Required work :: Copy out every line of the records where the string "Bill" occurs.

Dataset items ::
================
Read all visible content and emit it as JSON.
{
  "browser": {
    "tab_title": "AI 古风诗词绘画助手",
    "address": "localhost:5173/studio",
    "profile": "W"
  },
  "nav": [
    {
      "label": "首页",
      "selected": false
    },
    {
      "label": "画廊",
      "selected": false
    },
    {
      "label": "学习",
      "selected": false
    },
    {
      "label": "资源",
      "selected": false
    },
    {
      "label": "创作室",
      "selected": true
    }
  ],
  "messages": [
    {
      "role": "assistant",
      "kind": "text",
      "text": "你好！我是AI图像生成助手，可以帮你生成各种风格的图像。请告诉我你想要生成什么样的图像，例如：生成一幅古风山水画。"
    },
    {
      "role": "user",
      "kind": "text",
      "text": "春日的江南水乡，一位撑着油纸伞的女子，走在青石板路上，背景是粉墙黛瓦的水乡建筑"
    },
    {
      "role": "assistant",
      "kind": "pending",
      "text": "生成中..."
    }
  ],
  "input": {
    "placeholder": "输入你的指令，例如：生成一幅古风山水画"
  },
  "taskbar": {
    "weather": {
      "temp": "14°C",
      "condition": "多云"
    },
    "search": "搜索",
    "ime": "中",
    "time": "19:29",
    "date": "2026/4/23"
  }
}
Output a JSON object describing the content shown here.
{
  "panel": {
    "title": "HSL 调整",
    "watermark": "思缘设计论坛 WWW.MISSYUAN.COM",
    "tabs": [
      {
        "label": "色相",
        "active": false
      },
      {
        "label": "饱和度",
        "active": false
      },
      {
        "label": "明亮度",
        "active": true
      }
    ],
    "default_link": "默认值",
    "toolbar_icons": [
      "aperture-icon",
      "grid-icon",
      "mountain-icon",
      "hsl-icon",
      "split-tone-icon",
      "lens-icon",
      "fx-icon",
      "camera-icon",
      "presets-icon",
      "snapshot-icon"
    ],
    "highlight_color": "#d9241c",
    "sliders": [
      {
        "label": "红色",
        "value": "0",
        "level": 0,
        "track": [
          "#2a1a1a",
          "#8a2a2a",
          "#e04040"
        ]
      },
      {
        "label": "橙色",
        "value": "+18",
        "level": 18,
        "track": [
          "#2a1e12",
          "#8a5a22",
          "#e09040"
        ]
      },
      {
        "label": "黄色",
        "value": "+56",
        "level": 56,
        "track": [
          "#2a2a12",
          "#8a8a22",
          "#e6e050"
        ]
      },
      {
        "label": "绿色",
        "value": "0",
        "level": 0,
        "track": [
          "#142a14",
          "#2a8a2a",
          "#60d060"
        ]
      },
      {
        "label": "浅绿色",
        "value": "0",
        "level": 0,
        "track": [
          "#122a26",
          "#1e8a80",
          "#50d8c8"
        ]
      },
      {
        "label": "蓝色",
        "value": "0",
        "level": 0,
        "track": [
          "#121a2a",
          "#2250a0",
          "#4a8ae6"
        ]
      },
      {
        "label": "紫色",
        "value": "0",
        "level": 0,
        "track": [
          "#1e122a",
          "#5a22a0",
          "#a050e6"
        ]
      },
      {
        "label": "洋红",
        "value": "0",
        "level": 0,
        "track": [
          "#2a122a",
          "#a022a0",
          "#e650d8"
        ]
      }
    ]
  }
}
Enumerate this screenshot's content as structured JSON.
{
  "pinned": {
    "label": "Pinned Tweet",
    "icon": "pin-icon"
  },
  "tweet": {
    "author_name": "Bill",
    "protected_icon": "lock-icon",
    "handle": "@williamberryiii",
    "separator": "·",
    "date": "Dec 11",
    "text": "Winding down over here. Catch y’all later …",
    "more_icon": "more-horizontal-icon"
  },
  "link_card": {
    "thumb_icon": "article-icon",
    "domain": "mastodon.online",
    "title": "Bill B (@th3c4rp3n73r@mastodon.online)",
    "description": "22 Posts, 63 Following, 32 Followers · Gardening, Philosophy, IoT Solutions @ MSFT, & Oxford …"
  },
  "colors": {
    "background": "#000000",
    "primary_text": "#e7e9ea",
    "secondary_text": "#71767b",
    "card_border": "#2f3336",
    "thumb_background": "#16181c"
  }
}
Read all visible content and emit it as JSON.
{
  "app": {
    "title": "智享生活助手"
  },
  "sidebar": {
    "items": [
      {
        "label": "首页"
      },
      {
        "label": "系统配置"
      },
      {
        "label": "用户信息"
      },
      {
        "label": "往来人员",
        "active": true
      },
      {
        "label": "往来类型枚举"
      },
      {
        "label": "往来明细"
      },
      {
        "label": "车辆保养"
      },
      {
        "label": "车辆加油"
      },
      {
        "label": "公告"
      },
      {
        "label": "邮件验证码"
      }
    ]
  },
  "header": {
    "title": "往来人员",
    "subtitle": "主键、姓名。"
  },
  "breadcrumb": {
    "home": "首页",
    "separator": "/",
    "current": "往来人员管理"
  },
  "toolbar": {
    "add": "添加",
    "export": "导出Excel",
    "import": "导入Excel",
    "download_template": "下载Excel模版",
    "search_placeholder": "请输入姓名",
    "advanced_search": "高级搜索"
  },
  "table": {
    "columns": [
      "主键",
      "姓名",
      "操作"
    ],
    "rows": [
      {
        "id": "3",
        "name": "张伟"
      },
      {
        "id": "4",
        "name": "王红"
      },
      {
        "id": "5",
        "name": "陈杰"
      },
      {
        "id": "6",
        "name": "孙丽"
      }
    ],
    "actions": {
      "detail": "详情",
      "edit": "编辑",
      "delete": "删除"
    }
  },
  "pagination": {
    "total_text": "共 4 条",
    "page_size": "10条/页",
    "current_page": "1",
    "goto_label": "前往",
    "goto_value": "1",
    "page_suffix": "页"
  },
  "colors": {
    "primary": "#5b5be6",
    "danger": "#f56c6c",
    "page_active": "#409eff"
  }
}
================
Problem solution ::
    "author_name": "Bill",
    "title": "Bill B (@th3c4rp3n73r@mastodon.online)",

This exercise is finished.